— Begin —

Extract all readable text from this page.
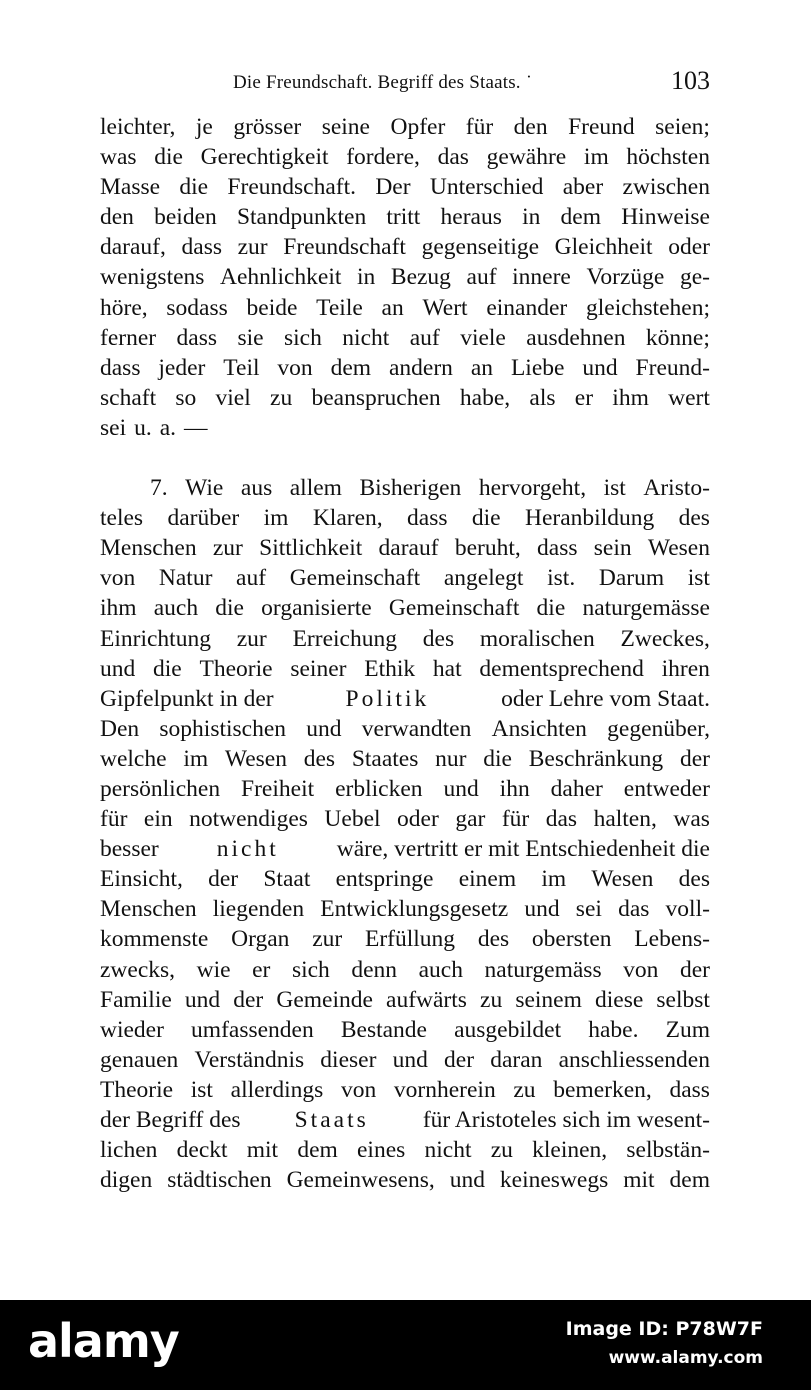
Die Freundschaft. Begriff des Staats. ˙	103
leichter, je grösser seine Opfer für den Freund seien;
was die Gerechtigkeit fordere, das gewähre im höchsten
Masse die Freundschaft. Der Unterschied aber zwischen
den beiden Standpunkten tritt heraus in dem Hinweise
darauf, dass zur Freundschaft gegenseitige Gleichheit oder
wenigstens Aehnlichkeit in Bezug auf innere Vorzüge ge-
höre, sodass beide Teile an Wert einander gleichstehen;
ferner dass sie sich nicht auf viele ausdehnen könne;
dass jeder Teil von dem andern an Liebe und Freund-
schaft so viel zu beanspruchen habe, als er ihm wert
sei u. a. —
7. Wie aus allem Bisherigen hervorgeht, ist Aristo-
teles darüber im Klaren, dass die Heranbildung des
Menschen zur Sittlichkeit darauf beruht, dass sein Wesen
von Natur auf Gemeinschaft angelegt ist. Darum ist
ihm auch die organisierte Gemeinschaft die naturgemässe
Einrichtung zur Erreichung des moralischen Zweckes,
und die Theorie seiner Ethik hat dementsprechend ihren
Gipfelpunkt in der	Politik	oder Lehre vom Staat.
Den sophistischen und verwandten Ansichten gegenüber,
welche im Wesen des Staates nur die Beschränkung der
persönlichen Freiheit erblicken und ihn daher entweder
für ein notwendiges Uebel oder gar für das halten, was
besser nicht wäre, vertritt er mit Entschiedenheit die
Einsicht, der Staat entspringe einem im Wesen des
Menschen liegenden Entwicklungsgesetz und sei das voll-
kommenste Organ zur Erfüllung des obersten Lebens-
zwecks, wie er sich denn auch naturgemäss von der
Familie und der Gemeinde aufwärts zu seinem diese selbst
wieder umfassenden Bestande ausgebildet habe. Zum
genauen Verständnis dieser und der daran anschliessenden
Theorie ist allerdings von vornherein zu bemerken, dass
der Begriff des Staats für Aristoteles sich im wesent-
lichen deckt mit dem eines nicht zu kleinen, selbstän-
digen städtischen Gemeinwesens, und keineswegs mit dem
alamy	Image ID: P78W7F
www.alamy.com
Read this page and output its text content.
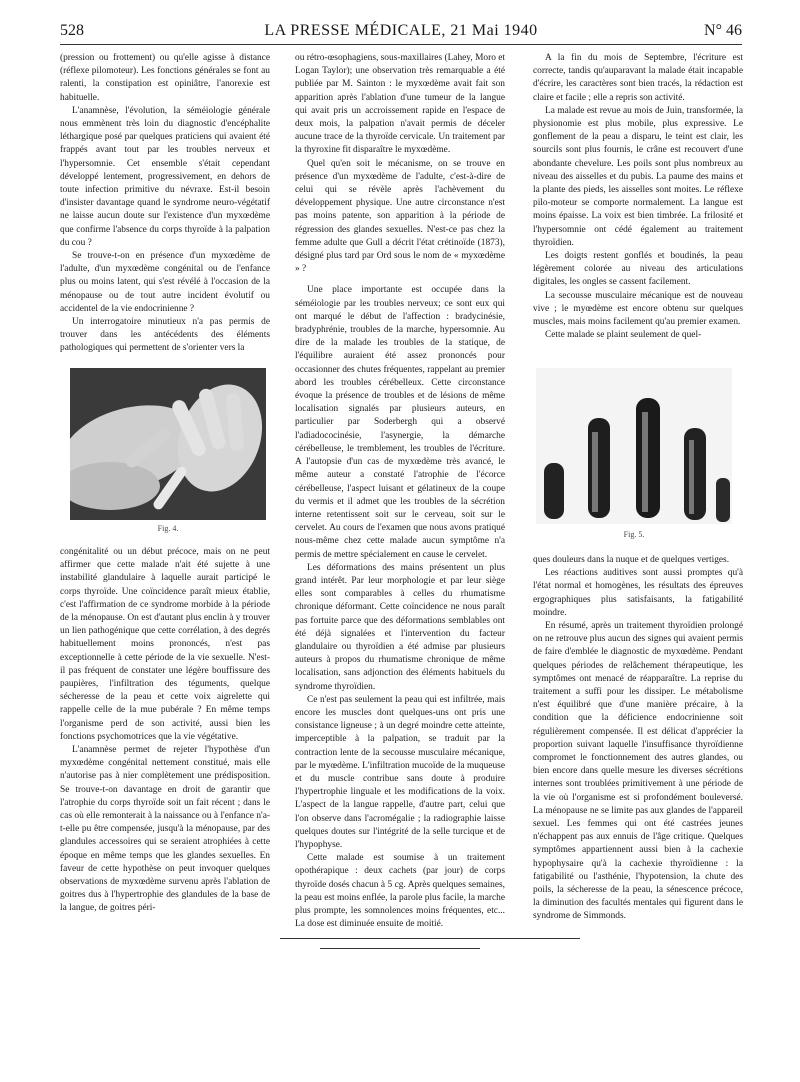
528	LA PRESSE MÉDICALE, 21 Mai 1940	N° 46

(pression ou frottement) ou qu'elle agisse à distance (réflexe pilomoteur). Les fonctions générales se font au ralenti, la constipation est opiniâtre, l'anorexie est habituelle.

L'anamnèse, l'évolution, la séméiologie générale nous emmènent très loin du diagnostic d'encéphalite léthargique posé par quelques praticiens qui avaient été frappés avant tout par les troubles nerveux et l'hypersomnie. Cet ensemble s'était cependant développé lentement, progressivement, en dehors de toute infection primitive du névraxe. Est-il besoin d'insister davantage quand le syndrome neuro-végétatif ne laisse aucun doute sur l'existence d'un myxœdème que confirme l'absence du corps thyroïde à la palpation du cou ?

Se trouve-t-on en présence d'un myxœdème de l'adulte, d'un myxœdème congénital ou de l'enfance plus ou moins latent, qui s'est révélé à l'occasion de la ménopause ou de tout autre incident évolutif ou accidentel de la vie endocrinienne ?

Un interrogatoire minutieux n'a pas permis de trouver dans les antécédents des éléments pathologiques qui permettent de s'orienter vers la

Fig. 4.

congénitalité ou un début précoce, mais on ne peut affirmer que cette malade n'ait été sujette à une instabilité glandulaire à laquelle aurait participé le corps thyroïde. Une coïncidence paraît mieux établie, c'est l'affirmation de ce syndrome morbide à la période de la ménopause. On est d'autant plus enclin à y trouver un lien pathogénique que cette corrélation, à des degrés habituellement moins prononcés, n'est pas exceptionnelle à cette période de la vie sexuelle. N'est-il pas fréquent de constater une légère bouffissure des paupières, l'infiltration des téguments, quelque sécheresse de la peau et cette voix aigrelette qui rappelle celle de la mue pubérale ? En même temps l'organisme perd de son activité, aussi bien les fonctions psychomotrices que la vie végétative.

L'anamnèse permet de rejeter l'hypothèse d'un myxœdème congénital nettement constitué, mais elle n'autorise pas à nier complètement une prédisposition. Se trouve-t-on davantage en droit de garantir que l'atrophie du corps thyroïde soit un fait récent ; dans le cas où elle remonterait à la naissance ou à l'enfance n'a-t-elle pu être compensée, jusqu'à la ménopause, par des glandules accessoires qui se seraient atrophiées à cette époque en même temps que les glandes sexuelles. En faveur de cette hypothèse on peut invoquer quelques observations de myxœdème survenu après l'ablation de goitres dus à l'hypertrophie des glandules de la base de la langue, de goitres péri-

ou rétro-œsophagiens, sous-maxillaires (Lahey, Moro et Logan Taylor); une observation très remarquable a été publiée par M. Sainton : le myxœdème avait fait son apparition après l'ablation d'une tumeur de la langue qui avait pris un accroissement rapide en l'espace de deux mois, la palpation n'avait permis de déceler aucune trace de la thyroïde cervicale. Un traitement par la thyroxine fit disparaître le myxœdème.

Quel qu'en soit le mécanisme, on se trouve en présence d'un myxœdème de l'adulte, c'est-à-dire de celui qui se révèle après l'achèvement du développement physique. Une autre circonstance n'est pas moins patente, son apparition à la période de régression des glandes sexuelles. N'est-ce pas chez la femme adulte que Gull a décrit l'état crétinoïde (1873), désigné plus tard par Ord sous le nom de « myxœdème » ?

Une place importante est occupée dans la séméiologie par les troubles nerveux; ce sont eux qui ont marqué le début de l'affection : bradycinésie, bradyphrénie, troubles de la marche, hypersomnie. Au dire de la malade les troubles de la statique, de l'équilibre auraient été assez prononcés pour occasionner des chutes fréquentes, rappelant au premier abord les troubles cérébelleux. Cette circonstance évoque la présence de troubles et de lésions de même localisation signalés par plusieurs auteurs, en particulier par Soderbergh qui a observé l'adiadococinésie, l'asynergie, la démarche cérébelleuse, le tremblement, les troubles de l'écriture. A l'autopsie d'un cas de myxœdème très avancé, le même auteur a constaté l'atrophie de l'écorce cérébelleuse, l'aspect luisant et gélatineux de la coupe du vermis et il admet que les troubles de la sécrétion interne retentissent soit sur le cerveau, soit sur le cervelet. Au cours de l'examen que nous avons pratiqué nous-même chez cette malade aucun symptôme n'a permis de mettre spécialement en cause le cervelet.

Les déformations des mains présentent un plus grand intérêt. Par leur morphologie et par leur siège elles sont comparables à celles du rhumatisme chronique déformant. Cette coïncidence ne nous paraît pas fortuite parce que des déformations semblables ont été déjà signalées et l'intervention du facteur glandulaire ou thyroïdien a été admise par plusieurs auteurs à propos du rhumatisme chronique de même localisation, sans adjonction des éléments habituels du syndrome thyroïdien.

Ce n'est pas seulement la peau qui est infiltrée, mais encore les muscles dont quelques-uns ont pris une consistance ligneuse ; à un degré moindre cette atteinte, imperceptible à la palpation, se traduit par la contraction lente de la secousse musculaire mécanique, par le myœdème. L'infiltration mucoïde de la muqueuse et du muscle contribue sans doute à produire l'hypertrophie linguale et les modifications de la voix. L'aspect de la langue rappelle, d'autre part, celui que l'on observe dans l'acromégalie ; la radiographie laisse quelques doutes sur l'intégrité de la selle turcique et de l'hypophyse.

Cette malade est soumise à un traitement opothérapique : deux cachets (par jour) de corps thyroïde dosés chacun à 5 cg. Après quelques semaines, la peau est moins enflée, la parole plus facile, la marche plus prompte, les somnolences moins fréquentes, etc... La dose est diminuée ensuite de moitié.

A la fin du mois de Septembre, l'écriture est correcte, tandis qu'auparavant la malade était incapable d'écrire, les caractères sont bien tracés, la rédaction est claire et facile ; elle a repris son activité.

La malade est revue au mois de Juin, transformée, la physionomie est plus mobile, plus expressive. Le gonflement de la peau a disparu, le teint est clair, les sourcils sont plus fournis, le crâne est recouvert d'une abondante chevelure. Les poils sont plus nombreux au niveau des aisselles et du pubis. La paume des mains et la plante des pieds, les aisselles sont moites. Le réflexe pilo-moteur se comporte normalement. La langue est moins épaisse. La voix est bien timbrée. La frilosité et l'hypersomnie ont cédé également au traitement thyroïdien.

Les doigts restent gonflés et boudinés, la peau légèrement colorée au niveau des articulations digitales, les ongles se cassent facilement.

La secousse musculaire mécanique est de nouveau vive ; le myœdème est encore obtenu sur quelques muscles, mais moins facilement qu'au premier examen.

Cette malade se plaint seulement de quel-

Fig. 5.

ques douleurs dans la nuque et de quelques vertiges.

Les réactions auditives sont aussi promptes qu'à l'état normal et homogènes, les résultats des épreuves ergographiques plus satisfaisants, la fatigabilité moindre.

En résumé, après un traitement thyroïdien prolongé on ne retrouve plus aucun des signes qui avaient permis de faire d'emblée le diagnostic de myxœdème. Pendant quelques périodes de relâchement thérapeutique, les symptômes ont menacé de réapparaître. La reprise du traitement a suffi pour les dissiper. Le métabolisme n'est équilibré que d'une manière précaire, à la condition que la déficience endocrinienne soit régulièrement compensée. Il est délicat d'apprécier la proportion suivant laquelle l'insuffisance thyroïdienne compromet le fonctionnement des autres glandes, ou bien encore dans quelle mesure les diverses sécrétions internes sont troublées primitivement à une période de la vie où l'organisme est si profondément bouleversé. La ménopause ne se limite pas aux glandes de l'appareil sexuel. Les femmes qui ont été castrées jeunes n'échappent pas aux ennuis de l'âge critique. Quelques symptômes appartiennent aussi bien à la cachexie hypophysaire qu'à la cachexie thyroïdienne : la fatigabilité ou l'asthénie, l'hypotension, la chute des poils, la sécheresse de la peau, la sénescence précoce, la diminution des facultés mentales qui figurent dans le syndrome de Simmonds.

— End —

**GOAL**
Check each line of the entries above, and show every one holding the word "coïncidence".

**ANSWER TO THE PROBLEM**
congénitalité ou un début précoce, mais on ne peut affirmer que cette malade n'ait été sujette à une instabilité glandulaire à laquelle aurait participé le corps thyroïde. Une coïncidence paraît mieux établie, c'est l'affirmation de ce syndrome morbide à la période de la ménopause. On est d'autant plus enclin à y trouver un lien pathogénique que cette corrélation, à des degrés habituellement moins prononcés, n'est pas exceptionnelle à cette période de la vie sexuelle. N'est-il pas fréquent de constater une légère bouffissure des paupières, l'infiltration des téguments, quelque sécheresse de la peau et cette voix aigrelette qui rappelle celle de la mue pubérale ? En même temps l'organisme perd de son activité, aussi bien les fonctions psychomotrices que la vie végétative.
Les déformations des mains présentent un plus grand intérêt. Par leur morphologie et par leur siège elles sont comparables à celles du rhumatisme chronique déformant. Cette coïncidence ne nous paraît pas fortuite parce que des déformations semblables ont été déjà signalées et l'intervention du facteur glandulaire ou thyroïdien a été admise par plusieurs auteurs à propos du rhumatisme chronique de même localisation, sans adjonction des éléments habituels du syndrome thyroïdien.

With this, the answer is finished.